§ WORK TO BE COMPLETED: Return all lines that include the string "chevron".

§ RECORD EXCERPTS:
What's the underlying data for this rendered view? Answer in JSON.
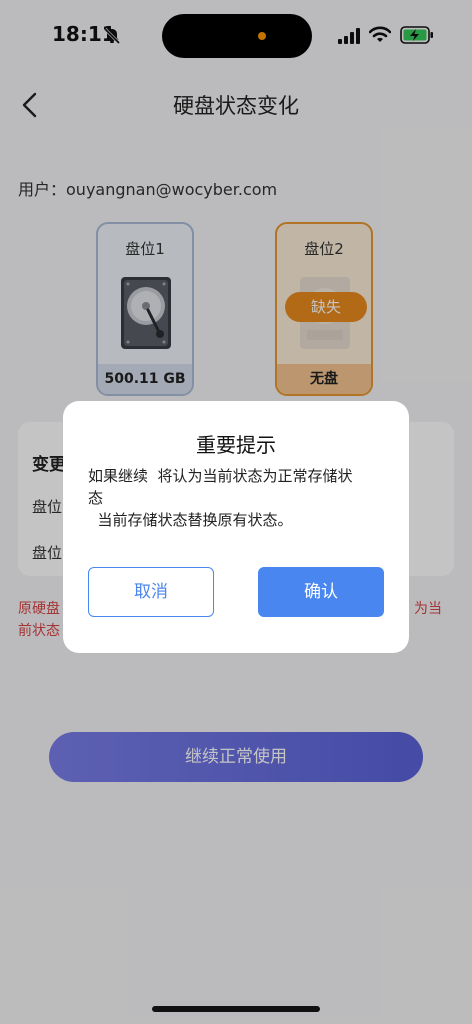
{
  "status_bar": {
    "time": "18:11",
    "icons": [
      "bell-off-icon",
      "signal-icon",
      "wifi-icon",
      "battery-charging-icon"
    ],
    "island_dot_color": "#ff9500"
  },
  "header": {
    "title": "硬盘状态变化",
    "back_icon": "chevron-left-icon"
  },
  "user": {
    "label": "用户：",
    "email": "ouyangnan@wocyber.com"
  },
  "slots": [
    {
      "label": "盘位1",
      "footer": "500.11 GB",
      "icon": "hard-drive-icon",
      "border_color": "#a9bbd6"
    },
    {
      "label": "盘位2",
      "footer": "无盘",
      "icon": "hard-drive-icon",
      "badge": "缺失",
      "border_color": "#e7962f",
      "badge_color": "#e88a1e"
    }
  ],
  "change_card": {
    "title": "变更",
    "rows": [
      "盘位",
      "盘位"
    ]
  },
  "warning": {
    "line1": "原硬盘",
    "line2": "前状态",
    "right": "为当"
  },
  "continue_button": {
    "label": "继续正常使用",
    "color": "#5a62d8"
  },
  "dialog": {
    "title": "重要提示",
    "message_lines": [
      "如果继续  将认为当前状态为正常存储状",
      "态",
      "  当前存储状态替换原有状态。"
    ],
    "cancel_label": "取消",
    "confirm_label": "确认",
    "accent_color": "#4a86f0"
  }
}
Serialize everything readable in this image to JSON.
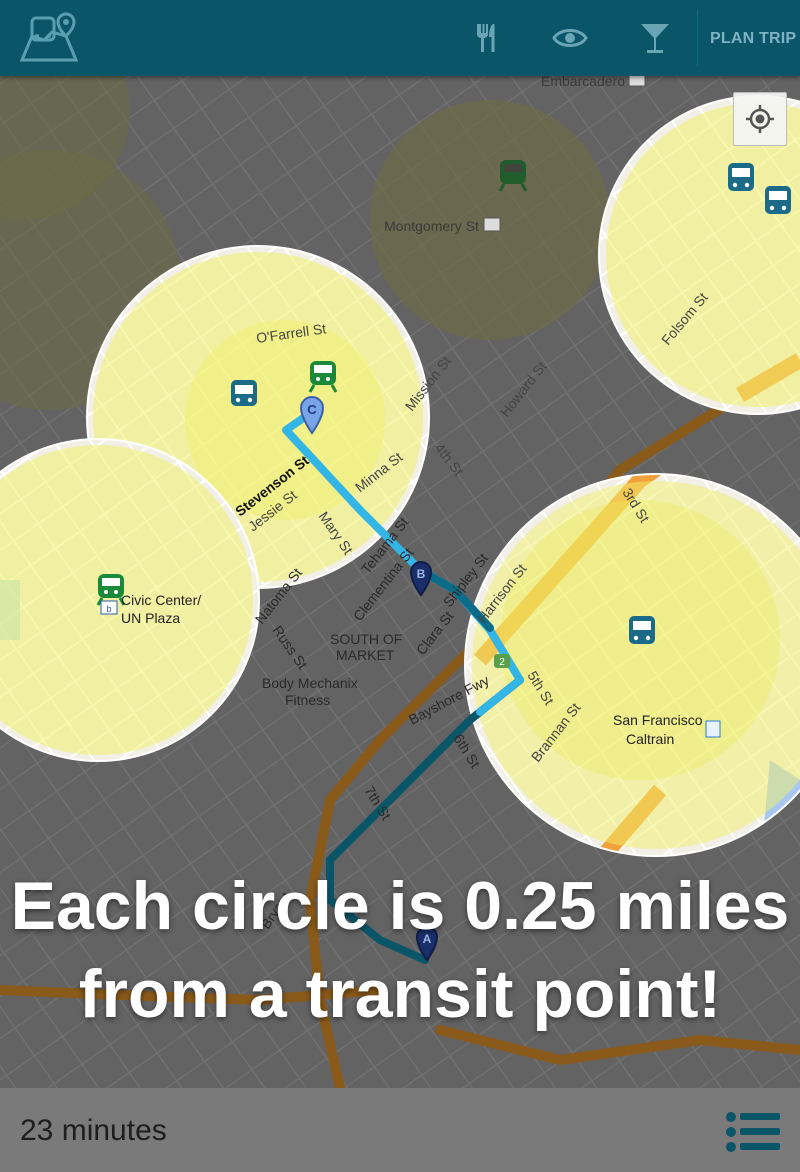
{
  "toolbar": {
    "logo_icon": "transit-map-logo-icon",
    "food_icon": "fork-knife-icon",
    "sights_icon": "eye-icon",
    "bars_icon": "cocktail-icon",
    "plan_trip_label": "PLAN TRIP"
  },
  "map": {
    "labels": {
      "embarcadero": "Embarcadero",
      "montgomery": "Montgomery St",
      "ofarrell": "O'Farrell St",
      "mission": "Mission St",
      "howard": "Howard St",
      "folsom": "Folsom St",
      "stevenson": "Stevenson St",
      "jessie": "Jessie St",
      "minna": "Minna St",
      "fourth": "4th St",
      "mary": "Mary St",
      "tehama": "Tehama St",
      "clementina": "Clementina St",
      "shipley": "Shipley St",
      "harrison": "Harrison St",
      "natoma": "Natoma St",
      "russ": "Russ St",
      "soma1": "SOUTH OF",
      "soma2": "MARKET",
      "clara": "Clara St",
      "third": "3rd St",
      "civic1": "Civic Center/",
      "civic2": "UN Plaza",
      "body1": "Body Mechanix",
      "body2": "Fitness",
      "bayshore": "Bayshore Fwy",
      "fifth": "5th St",
      "brannan": "Brannan St",
      "sixth": "6th St",
      "seventh": "7th St",
      "sf_caltrain1": "San Francisco",
      "sf_caltrain2": "Caltrain",
      "bryant": "Bryant",
      "hwy": "2"
    },
    "markers": [
      "A",
      "B",
      "C"
    ],
    "my_location_icon": "crosshair-location-icon",
    "colors": {
      "circle_fill": "#f0f06a",
      "route_light": "#33b5e5",
      "route_dark": "#0b5569",
      "freeway": "#e8871a",
      "bus_icon": "#1b6b88",
      "train_icon": "#1a8a3a"
    }
  },
  "caption": {
    "line1": "Each circle is 0.25 miles",
    "line2": "from a transit point!"
  },
  "footer": {
    "duration": "23 minutes",
    "list_icon": "list-icon"
  }
}
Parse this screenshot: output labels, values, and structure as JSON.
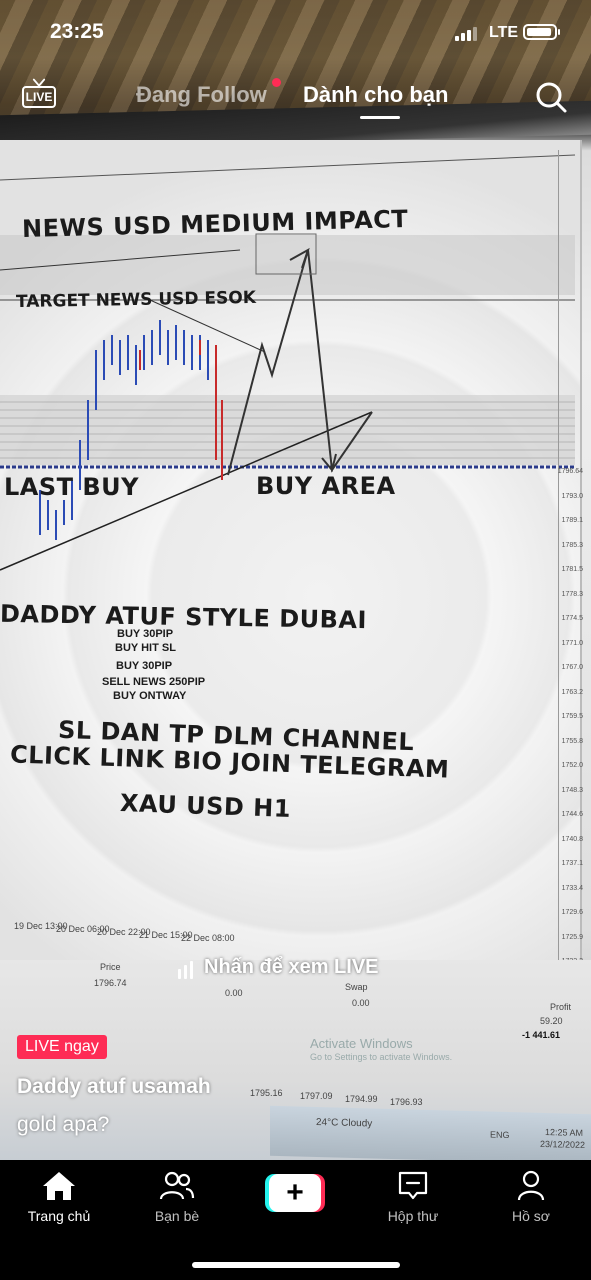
{
  "status_bar": {
    "time": "23:25",
    "network": "LTE"
  },
  "top_nav": {
    "live_label": "LIVE",
    "tabs": [
      {
        "label": "Đang Follow",
        "active": false
      },
      {
        "label": "Dành cho bạn",
        "active": true
      }
    ]
  },
  "video": {
    "chart_overlay": {
      "headline": "NEWS USD MEDIUM IMPACT",
      "target": "TARGET NEWS USD ESOK",
      "last_buy": "LAST BUY",
      "buy_area": "BUY AREA",
      "style": "DADDY ATUF STYLE DUBAI",
      "trades": [
        "BUY 30PIP",
        "BUY HIT SL",
        "BUY 30PIP",
        "SELL NEWS 250PIP",
        "BUY ONTWAY"
      ],
      "sl_tp": "SL DAN TP DLM CHANNEL",
      "click_link": "CLICK LINK BIO JOIN TELEGRAM",
      "symbol": "XAU USD H1",
      "x_ticks": [
        "19 Dec 13:00",
        "20 Dec 06:00",
        "20 Dec 22:00",
        "21 Dec 15:00",
        "22 Dec 08:00"
      ],
      "price_ticks": [
        "1796.64",
        "1793.0",
        "1789.1",
        "1785.3",
        "1781.5",
        "1778.3",
        "1774.5",
        "1771.0",
        "1767.0",
        "1763.2",
        "1759.5",
        "1755.8",
        "1752.0",
        "1748.3",
        "1744.6",
        "1740.8",
        "1737.1",
        "1733.4",
        "1729.6",
        "1725.9",
        "1722.2"
      ],
      "trade_panel": {
        "price_header": "Price",
        "price_val": "1796.74",
        "swap_header": "Swap",
        "zero1": "0.00",
        "zero2": "0.00",
        "profit_header": "Profit",
        "profit1": "59.20",
        "profit2": "-1 441.61",
        "p1": "1795.16",
        "p2": "1797.09",
        "p3": "1794.99",
        "p4": "1796.93",
        "activate": "Activate Windows",
        "activate_sub": "Go to Settings to activate Windows."
      },
      "taskbar": {
        "weather": "24°C Cloudy",
        "lang": "ENG",
        "clock": "12:25 AM",
        "date": "23/12/2022"
      }
    },
    "watch_live": "Nhấn để xem LIVE",
    "live_badge": "LIVE ngay",
    "creator": "Daddy atuf usamah",
    "caption": "gold apa?"
  },
  "bottom_nav": {
    "items": [
      {
        "label": "Trang chủ",
        "active": true
      },
      {
        "label": "Bạn bè",
        "active": false
      },
      {
        "label": "Hộp thư",
        "active": false
      },
      {
        "label": "Hồ sơ",
        "active": false
      }
    ]
  },
  "colors": {
    "accent_red": "#fe2c55",
    "accent_cyan": "#25f4ee",
    "nav_bg": "#000000"
  }
}
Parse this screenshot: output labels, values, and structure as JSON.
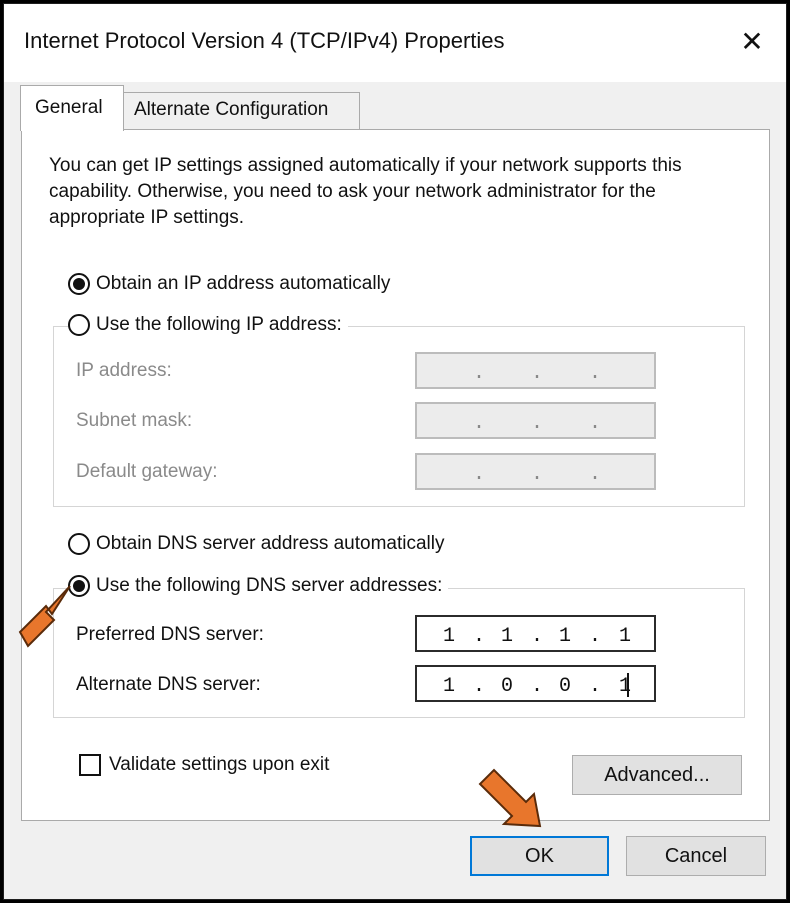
{
  "window": {
    "title": "Internet Protocol Version 4 (TCP/IPv4) Properties",
    "close_glyph": "✕"
  },
  "tabs": [
    {
      "label": "General",
      "active": true
    },
    {
      "label": "Alternate Configuration",
      "active": false
    }
  ],
  "intro": "You can get IP settings assigned automatically if your network supports this capability. Otherwise, you need to ask your network administrator for the appropriate IP settings.",
  "ip": {
    "auto_label": "Obtain an IP address automatically",
    "manual_label": "Use the following IP address:",
    "selected": "auto",
    "fields": [
      {
        "label": "IP address:",
        "octets": [
          "",
          "",
          "",
          ""
        ]
      },
      {
        "label": "Subnet mask:",
        "octets": [
          "",
          "",
          "",
          ""
        ]
      },
      {
        "label": "Default gateway:",
        "octets": [
          "",
          "",
          "",
          ""
        ]
      }
    ]
  },
  "dns": {
    "auto_label": "Obtain DNS server address automatically",
    "manual_label": "Use the following DNS server addresses:",
    "selected": "manual",
    "preferred": {
      "label": "Preferred DNS server:",
      "octets": [
        "1",
        "1",
        "1",
        "1"
      ]
    },
    "alternate": {
      "label": "Alternate DNS server:",
      "octets": [
        "1",
        "0",
        "0",
        "1"
      ]
    }
  },
  "validate": {
    "label": "Validate settings upon exit",
    "checked": false
  },
  "buttons": {
    "advanced": "Advanced...",
    "ok": "OK",
    "cancel": "Cancel"
  },
  "colors": {
    "accent": "#0078d7",
    "annotation_arrow": "#e8762c"
  }
}
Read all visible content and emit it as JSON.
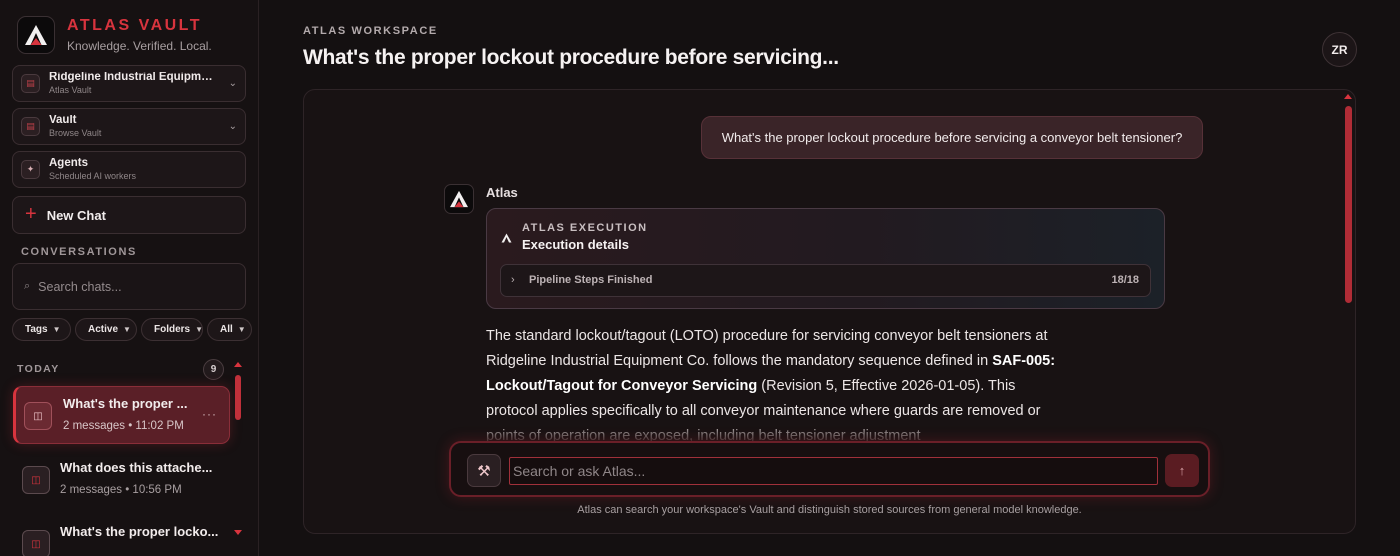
{
  "brand": {
    "title": "ATLAS VAULT",
    "subtitle": "Knowledge. Verified. Local."
  },
  "sidebar": {
    "workspace": {
      "title": "Ridgeline Industrial Equipme...",
      "subtitle": "Atlas Vault"
    },
    "vault": {
      "title": "Vault",
      "subtitle": "Browse Vault"
    },
    "agents": {
      "title": "Agents",
      "subtitle": "Scheduled AI workers"
    },
    "new_chat_label": "New Chat",
    "conversations_label": "CONVERSATIONS",
    "search_placeholder": "Search chats...",
    "filters": [
      "Tags",
      "Active",
      "Folders",
      "All"
    ],
    "today_label": "TODAY",
    "today_count": "9",
    "conversations": [
      {
        "title": "What's the proper ...",
        "meta": "2 messages • 11:02 PM"
      },
      {
        "title": "What does this attache...",
        "meta": "2 messages • 10:56 PM"
      },
      {
        "title": "What's the proper locko..."
      }
    ]
  },
  "header": {
    "workspace_label": "ATLAS WORKSPACE",
    "title": "What's the proper lockout procedure before servicing...",
    "avatar_initials": "ZR"
  },
  "chat": {
    "user_message": "What's the proper lockout procedure before servicing a conveyor belt tensioner?",
    "assistant_name": "Atlas",
    "execution": {
      "kicker": "ATLAS EXECUTION",
      "title": "Execution details",
      "step_label": "Pipeline Steps Finished",
      "step_count": "18/18"
    },
    "answer": {
      "part1": "The standard lockout/tagout (LOTO) procedure for servicing conveyor belt tensioners at Ridgeline Industrial Equipment Co. follows the mandatory sequence defined in ",
      "bold": "SAF-005: Lockout/Tagout for Conveyor Servicing",
      "part2": " (Revision 5, Effective 2026-01-05). This protocol applies specifically to all conveyor maintenance where guards are removed or points of operation are exposed, including belt tensioner adjustment"
    }
  },
  "composer": {
    "placeholder": "Search or ask Atlas...",
    "tool_icon": "hammer-pick-icon",
    "send_icon": "arrow-up-icon",
    "disclaimer": "Atlas can search your workspace's Vault and distinguish stored sources from general model knowledge."
  },
  "colors": {
    "accent": "#d8343e",
    "background": "#141011",
    "panel": "#181213"
  }
}
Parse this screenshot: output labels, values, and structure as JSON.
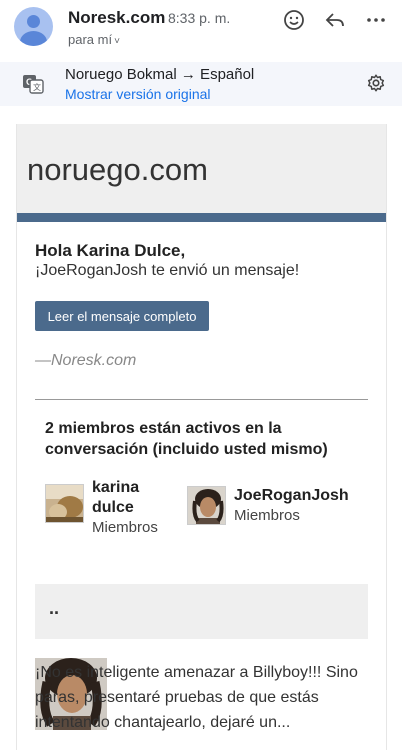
{
  "header": {
    "sender": "Noresk.com",
    "time": "8:33 p. m.",
    "recipient": "para mí",
    "chevron": "˅"
  },
  "translate_bar": {
    "languages": "Noruego Bokmal → Español",
    "show_original": "Mostrar versión original"
  },
  "email": {
    "brand": "noruego.com",
    "greeting": "Hola Karina Dulce,",
    "message": "¡JoeRoganJosh te envió un mensaje!",
    "cta_label": "Leer el mensaje completo",
    "signature": "—Noresk.com",
    "members_title": "2 miembros están activos en la conversación (incluido usted mismo)",
    "members": [
      {
        "name_line1": "karina",
        "name_line2": "dulce",
        "role": "Miembros"
      },
      {
        "name": "JoeRoganJosh",
        "role": "Miembros"
      }
    ],
    "snippet_dots": "..",
    "preview": "¡No es inteligente amenazar a Billyboy!!! Sino paras, presentaré pruebas de que estás intentando chantajearlo, dejaré un..."
  },
  "colors": {
    "accent": "#4b6a8c",
    "link": "#1a73e8",
    "avatar": "#5a86d8"
  },
  "icons": [
    "avatar-icon",
    "emoji-icon",
    "reply-icon",
    "more-icon",
    "translate-icon",
    "gear-icon"
  ]
}
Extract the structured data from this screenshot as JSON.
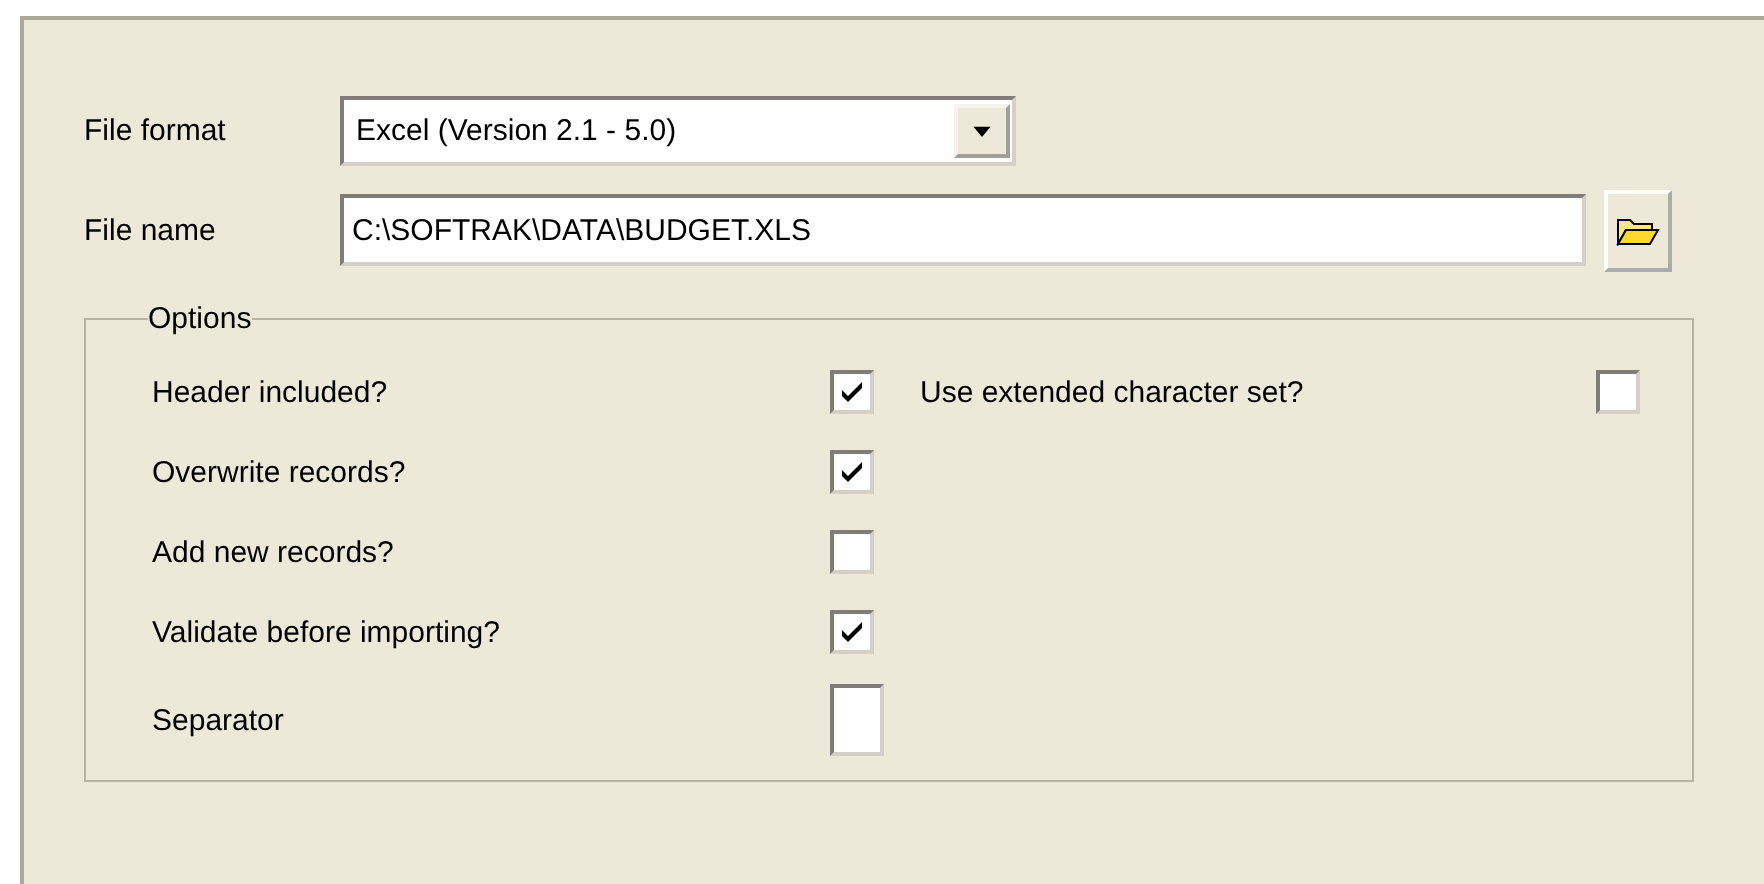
{
  "file_format": {
    "label": "File format",
    "value": "Excel (Version 2.1 - 5.0)"
  },
  "file_name": {
    "label": "File name",
    "value": "C:\\SOFTRAK\\DATA\\BUDGET.XLS"
  },
  "options": {
    "title": "Options",
    "left": [
      {
        "kind": "checkbox",
        "label": "Header included?",
        "checked": true
      },
      {
        "kind": "checkbox",
        "label": "Overwrite records?",
        "checked": true
      },
      {
        "kind": "checkbox",
        "label": "Add new records?",
        "checked": false
      },
      {
        "kind": "checkbox",
        "label": "Validate before importing?",
        "checked": true
      },
      {
        "kind": "field",
        "label": "Separator"
      }
    ],
    "right": [
      {
        "kind": "checkbox",
        "label": "Use extended character set?",
        "checked": false
      }
    ]
  }
}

§ WORKED ANSWER:
    "back_icon": "chevron-left-icon"
    "chevron": "˅"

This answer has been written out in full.